### WHAT THE TASK REQUIRES
Take from the listing each line that has the string "week".

##### MATERIAL FOR THIS TASK #####

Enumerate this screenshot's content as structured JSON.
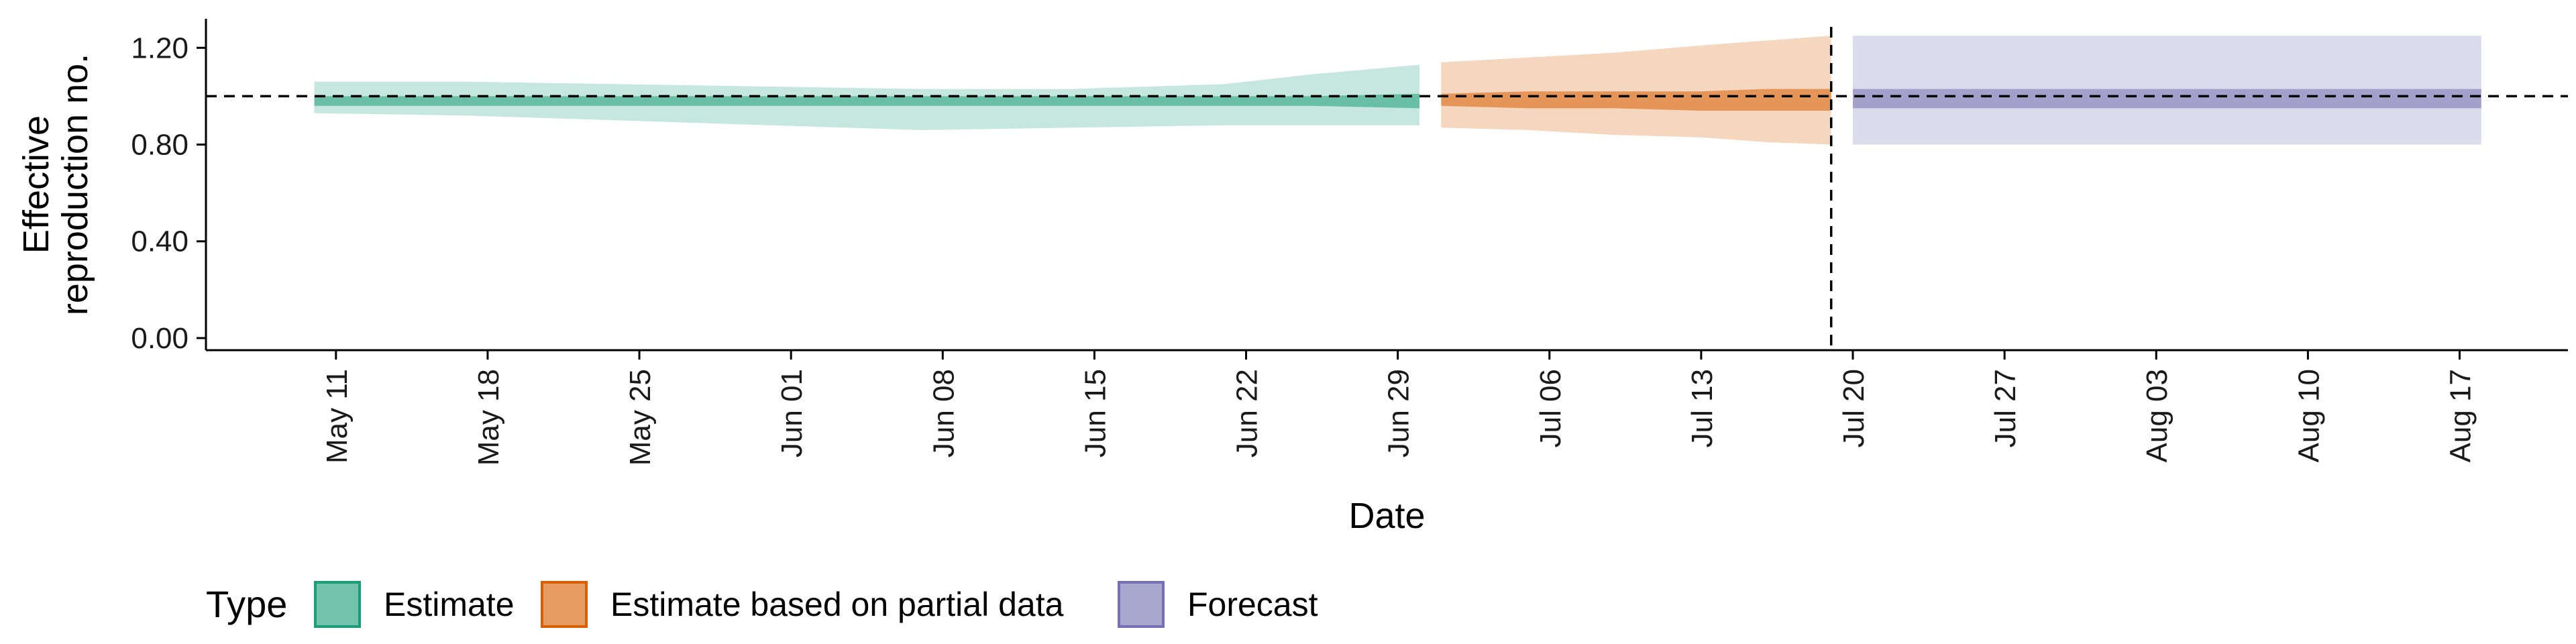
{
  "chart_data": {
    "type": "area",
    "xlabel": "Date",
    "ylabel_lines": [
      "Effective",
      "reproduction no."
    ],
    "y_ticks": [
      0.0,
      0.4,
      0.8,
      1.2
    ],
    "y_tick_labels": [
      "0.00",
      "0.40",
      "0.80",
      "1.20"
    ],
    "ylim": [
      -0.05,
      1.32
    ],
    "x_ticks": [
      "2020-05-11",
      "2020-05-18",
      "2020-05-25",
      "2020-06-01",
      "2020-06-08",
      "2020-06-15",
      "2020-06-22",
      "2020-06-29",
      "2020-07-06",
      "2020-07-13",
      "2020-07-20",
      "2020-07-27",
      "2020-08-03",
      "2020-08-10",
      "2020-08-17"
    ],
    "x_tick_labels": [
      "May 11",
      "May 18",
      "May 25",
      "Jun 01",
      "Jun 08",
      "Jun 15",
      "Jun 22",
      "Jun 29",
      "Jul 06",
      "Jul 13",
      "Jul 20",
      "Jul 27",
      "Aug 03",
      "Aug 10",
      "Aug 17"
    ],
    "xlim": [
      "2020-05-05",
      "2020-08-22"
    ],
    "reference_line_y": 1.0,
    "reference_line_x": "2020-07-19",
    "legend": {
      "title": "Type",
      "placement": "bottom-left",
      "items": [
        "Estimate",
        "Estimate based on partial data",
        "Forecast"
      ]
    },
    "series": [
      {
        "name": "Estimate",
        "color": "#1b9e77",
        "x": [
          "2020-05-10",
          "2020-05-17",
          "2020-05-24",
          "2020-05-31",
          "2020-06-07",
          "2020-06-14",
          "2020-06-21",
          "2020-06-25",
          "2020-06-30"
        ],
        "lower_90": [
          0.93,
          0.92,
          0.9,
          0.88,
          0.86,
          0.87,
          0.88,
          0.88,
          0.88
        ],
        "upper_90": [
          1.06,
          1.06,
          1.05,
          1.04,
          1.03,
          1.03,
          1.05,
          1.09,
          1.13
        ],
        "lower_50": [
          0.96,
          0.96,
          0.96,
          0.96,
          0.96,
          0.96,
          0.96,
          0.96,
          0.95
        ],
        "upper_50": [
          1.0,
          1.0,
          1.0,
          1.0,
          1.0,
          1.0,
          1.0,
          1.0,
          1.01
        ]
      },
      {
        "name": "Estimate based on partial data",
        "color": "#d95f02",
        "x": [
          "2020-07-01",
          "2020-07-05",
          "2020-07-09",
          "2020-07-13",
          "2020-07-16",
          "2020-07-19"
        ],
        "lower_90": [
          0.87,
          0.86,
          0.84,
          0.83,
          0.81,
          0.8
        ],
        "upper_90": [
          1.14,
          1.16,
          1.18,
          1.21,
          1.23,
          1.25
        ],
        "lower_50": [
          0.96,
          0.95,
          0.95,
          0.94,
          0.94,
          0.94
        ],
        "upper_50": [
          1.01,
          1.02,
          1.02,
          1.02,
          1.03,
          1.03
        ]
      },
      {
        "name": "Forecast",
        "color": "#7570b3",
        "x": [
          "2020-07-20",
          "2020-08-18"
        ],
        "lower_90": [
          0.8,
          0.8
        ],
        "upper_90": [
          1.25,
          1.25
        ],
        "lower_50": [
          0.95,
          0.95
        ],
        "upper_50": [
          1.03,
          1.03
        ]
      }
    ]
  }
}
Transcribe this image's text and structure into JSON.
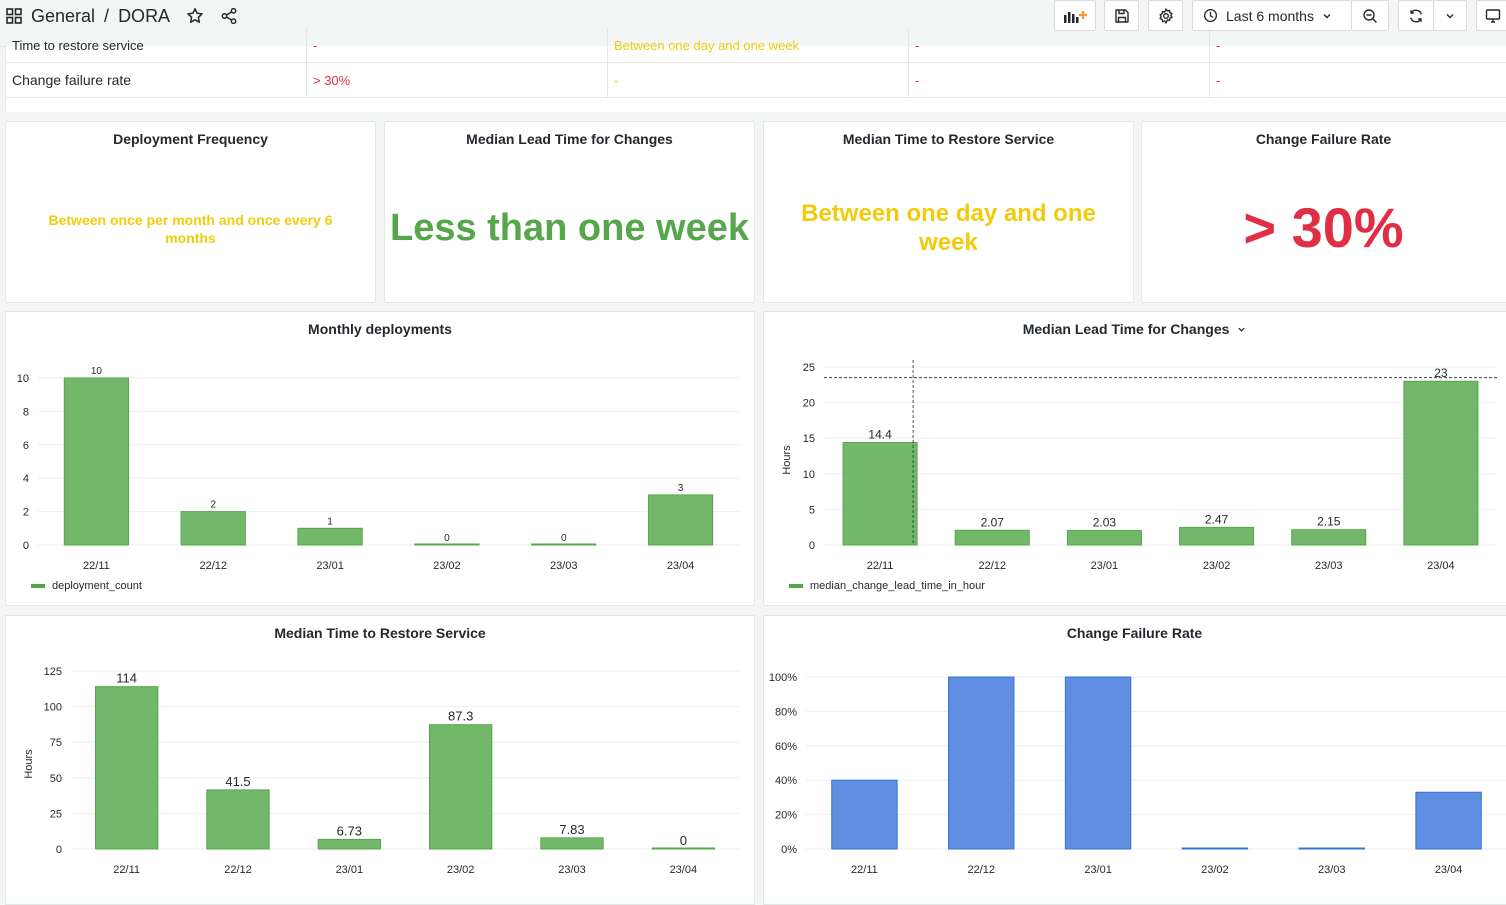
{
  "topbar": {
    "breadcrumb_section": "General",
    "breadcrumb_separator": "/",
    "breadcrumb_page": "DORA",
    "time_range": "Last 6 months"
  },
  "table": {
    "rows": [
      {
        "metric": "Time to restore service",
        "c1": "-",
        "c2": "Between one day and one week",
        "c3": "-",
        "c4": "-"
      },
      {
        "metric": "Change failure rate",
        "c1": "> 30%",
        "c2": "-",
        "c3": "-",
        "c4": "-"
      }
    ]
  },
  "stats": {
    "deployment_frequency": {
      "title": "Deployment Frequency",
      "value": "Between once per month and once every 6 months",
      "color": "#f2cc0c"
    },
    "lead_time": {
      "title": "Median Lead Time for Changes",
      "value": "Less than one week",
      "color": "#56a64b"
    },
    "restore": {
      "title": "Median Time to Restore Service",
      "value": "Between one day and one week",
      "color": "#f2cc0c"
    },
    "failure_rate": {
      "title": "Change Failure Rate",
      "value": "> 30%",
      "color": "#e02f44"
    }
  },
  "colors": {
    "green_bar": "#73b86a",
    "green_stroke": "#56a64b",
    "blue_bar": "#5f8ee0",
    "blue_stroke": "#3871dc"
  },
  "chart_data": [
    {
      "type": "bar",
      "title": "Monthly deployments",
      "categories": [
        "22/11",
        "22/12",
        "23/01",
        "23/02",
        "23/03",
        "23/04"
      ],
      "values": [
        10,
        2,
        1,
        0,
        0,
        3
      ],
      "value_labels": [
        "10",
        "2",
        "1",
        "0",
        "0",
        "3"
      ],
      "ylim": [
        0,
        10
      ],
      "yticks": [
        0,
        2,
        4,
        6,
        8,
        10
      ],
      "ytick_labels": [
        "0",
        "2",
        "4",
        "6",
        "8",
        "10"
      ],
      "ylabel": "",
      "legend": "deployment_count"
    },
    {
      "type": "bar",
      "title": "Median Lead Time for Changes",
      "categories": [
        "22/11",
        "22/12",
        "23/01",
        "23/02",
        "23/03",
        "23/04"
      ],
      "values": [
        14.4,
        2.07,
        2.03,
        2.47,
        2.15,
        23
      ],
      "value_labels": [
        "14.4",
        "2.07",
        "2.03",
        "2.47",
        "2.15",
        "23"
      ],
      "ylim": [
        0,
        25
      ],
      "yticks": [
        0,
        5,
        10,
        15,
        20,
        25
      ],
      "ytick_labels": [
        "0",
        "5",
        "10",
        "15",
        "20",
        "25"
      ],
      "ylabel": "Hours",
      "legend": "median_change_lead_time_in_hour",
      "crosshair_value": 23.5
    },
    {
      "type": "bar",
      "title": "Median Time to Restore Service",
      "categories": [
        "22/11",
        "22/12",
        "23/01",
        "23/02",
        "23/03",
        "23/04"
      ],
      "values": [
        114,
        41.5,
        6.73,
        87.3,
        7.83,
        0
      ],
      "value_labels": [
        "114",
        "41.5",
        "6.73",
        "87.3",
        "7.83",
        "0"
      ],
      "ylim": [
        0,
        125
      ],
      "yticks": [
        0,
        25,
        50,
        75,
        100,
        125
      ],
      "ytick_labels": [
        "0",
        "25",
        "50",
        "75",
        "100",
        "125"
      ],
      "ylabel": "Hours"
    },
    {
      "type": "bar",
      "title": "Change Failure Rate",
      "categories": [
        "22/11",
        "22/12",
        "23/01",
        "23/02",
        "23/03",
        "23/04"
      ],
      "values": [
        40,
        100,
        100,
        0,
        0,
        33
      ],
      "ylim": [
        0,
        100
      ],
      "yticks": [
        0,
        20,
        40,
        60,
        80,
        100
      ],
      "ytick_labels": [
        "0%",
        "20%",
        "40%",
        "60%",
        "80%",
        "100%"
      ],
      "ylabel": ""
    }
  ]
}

#####

### COMPLETED EXERCISE
        "c2": "Between one day and one week",
      "value": "Less than one week",
      "value": "Between one day and one week",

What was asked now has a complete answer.